- **Stated goal**:
From the listing below, pull each line that includes "fibers".

(Entries taken from a collection)
----
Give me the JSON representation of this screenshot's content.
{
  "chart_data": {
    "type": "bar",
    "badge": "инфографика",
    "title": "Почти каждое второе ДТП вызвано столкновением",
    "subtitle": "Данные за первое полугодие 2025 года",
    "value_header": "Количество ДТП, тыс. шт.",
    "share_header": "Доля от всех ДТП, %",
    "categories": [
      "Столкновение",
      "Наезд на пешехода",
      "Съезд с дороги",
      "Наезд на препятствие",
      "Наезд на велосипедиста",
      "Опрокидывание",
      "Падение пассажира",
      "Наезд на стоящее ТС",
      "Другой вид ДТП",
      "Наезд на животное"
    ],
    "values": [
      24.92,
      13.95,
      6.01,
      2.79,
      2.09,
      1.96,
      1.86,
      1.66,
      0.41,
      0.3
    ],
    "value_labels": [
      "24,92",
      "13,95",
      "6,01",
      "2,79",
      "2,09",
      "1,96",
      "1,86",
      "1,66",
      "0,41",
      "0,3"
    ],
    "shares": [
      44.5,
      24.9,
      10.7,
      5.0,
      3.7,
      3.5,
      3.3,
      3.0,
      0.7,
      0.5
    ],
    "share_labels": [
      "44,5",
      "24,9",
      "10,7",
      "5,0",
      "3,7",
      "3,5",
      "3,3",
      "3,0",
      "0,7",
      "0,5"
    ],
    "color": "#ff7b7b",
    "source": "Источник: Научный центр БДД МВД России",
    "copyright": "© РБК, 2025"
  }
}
----
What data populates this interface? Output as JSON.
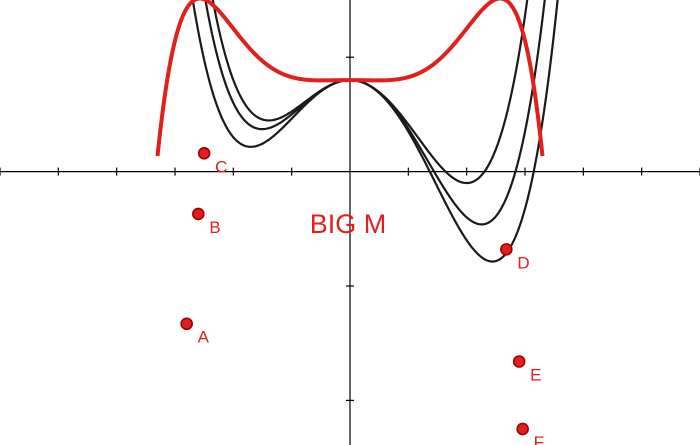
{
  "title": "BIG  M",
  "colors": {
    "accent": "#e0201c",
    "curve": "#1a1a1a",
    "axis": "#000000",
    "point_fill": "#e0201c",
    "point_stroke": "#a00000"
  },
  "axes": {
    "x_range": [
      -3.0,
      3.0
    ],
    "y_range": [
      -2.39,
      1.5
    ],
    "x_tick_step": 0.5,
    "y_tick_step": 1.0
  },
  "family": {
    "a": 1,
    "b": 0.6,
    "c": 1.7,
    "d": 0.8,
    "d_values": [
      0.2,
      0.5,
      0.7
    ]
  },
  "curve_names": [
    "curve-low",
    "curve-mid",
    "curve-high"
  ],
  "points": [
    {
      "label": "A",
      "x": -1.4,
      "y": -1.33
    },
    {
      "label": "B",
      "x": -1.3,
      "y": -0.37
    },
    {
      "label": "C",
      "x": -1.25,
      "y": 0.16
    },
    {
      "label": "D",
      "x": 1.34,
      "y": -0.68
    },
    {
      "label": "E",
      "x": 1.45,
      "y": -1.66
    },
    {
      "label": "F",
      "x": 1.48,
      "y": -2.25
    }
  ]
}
----
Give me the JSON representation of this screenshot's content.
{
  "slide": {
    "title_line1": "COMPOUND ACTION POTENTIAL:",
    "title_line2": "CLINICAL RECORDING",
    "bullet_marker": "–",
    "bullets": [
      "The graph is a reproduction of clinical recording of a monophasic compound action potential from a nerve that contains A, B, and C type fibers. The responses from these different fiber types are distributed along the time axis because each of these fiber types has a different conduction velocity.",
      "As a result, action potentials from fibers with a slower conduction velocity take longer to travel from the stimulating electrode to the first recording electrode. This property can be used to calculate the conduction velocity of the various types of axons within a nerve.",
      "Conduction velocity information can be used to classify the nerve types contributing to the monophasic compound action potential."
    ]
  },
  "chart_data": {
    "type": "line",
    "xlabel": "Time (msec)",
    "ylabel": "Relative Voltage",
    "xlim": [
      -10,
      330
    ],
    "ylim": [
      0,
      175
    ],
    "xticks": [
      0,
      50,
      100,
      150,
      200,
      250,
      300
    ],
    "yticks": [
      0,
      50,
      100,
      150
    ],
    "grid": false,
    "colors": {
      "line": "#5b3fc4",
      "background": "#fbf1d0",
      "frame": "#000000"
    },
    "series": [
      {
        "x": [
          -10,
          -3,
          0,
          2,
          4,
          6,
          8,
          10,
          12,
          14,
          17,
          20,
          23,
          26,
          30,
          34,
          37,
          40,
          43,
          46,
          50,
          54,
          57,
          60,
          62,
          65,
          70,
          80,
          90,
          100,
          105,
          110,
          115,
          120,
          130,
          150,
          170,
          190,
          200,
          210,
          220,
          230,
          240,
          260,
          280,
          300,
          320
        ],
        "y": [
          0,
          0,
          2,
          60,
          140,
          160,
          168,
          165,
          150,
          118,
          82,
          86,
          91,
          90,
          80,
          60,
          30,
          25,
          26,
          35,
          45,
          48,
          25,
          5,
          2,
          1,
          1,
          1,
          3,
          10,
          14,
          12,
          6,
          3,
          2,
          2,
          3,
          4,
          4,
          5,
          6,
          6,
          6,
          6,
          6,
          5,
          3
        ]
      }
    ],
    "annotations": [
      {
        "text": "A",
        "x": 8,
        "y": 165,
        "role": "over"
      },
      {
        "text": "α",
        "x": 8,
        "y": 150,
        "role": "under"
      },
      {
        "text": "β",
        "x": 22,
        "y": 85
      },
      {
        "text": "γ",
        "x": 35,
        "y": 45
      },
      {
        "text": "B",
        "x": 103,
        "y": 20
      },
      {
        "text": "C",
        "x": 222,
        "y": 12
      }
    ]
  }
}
----
- **Solution below**:
      "The graph is a reproduction of clinical recording of a monophasic compound action potential from a nerve that contains A, B, and C type fibers. The responses from these different fiber types are distributed along the time axis because each of these fiber types has a different conduction velocity.",
      "As a result, action potentials from fibers with a slower conduction velocity take longer to travel from the stimulating electrode to the first recording electrode. This property can be used to calculate the conduction velocity of the various types of axons within a nerve.",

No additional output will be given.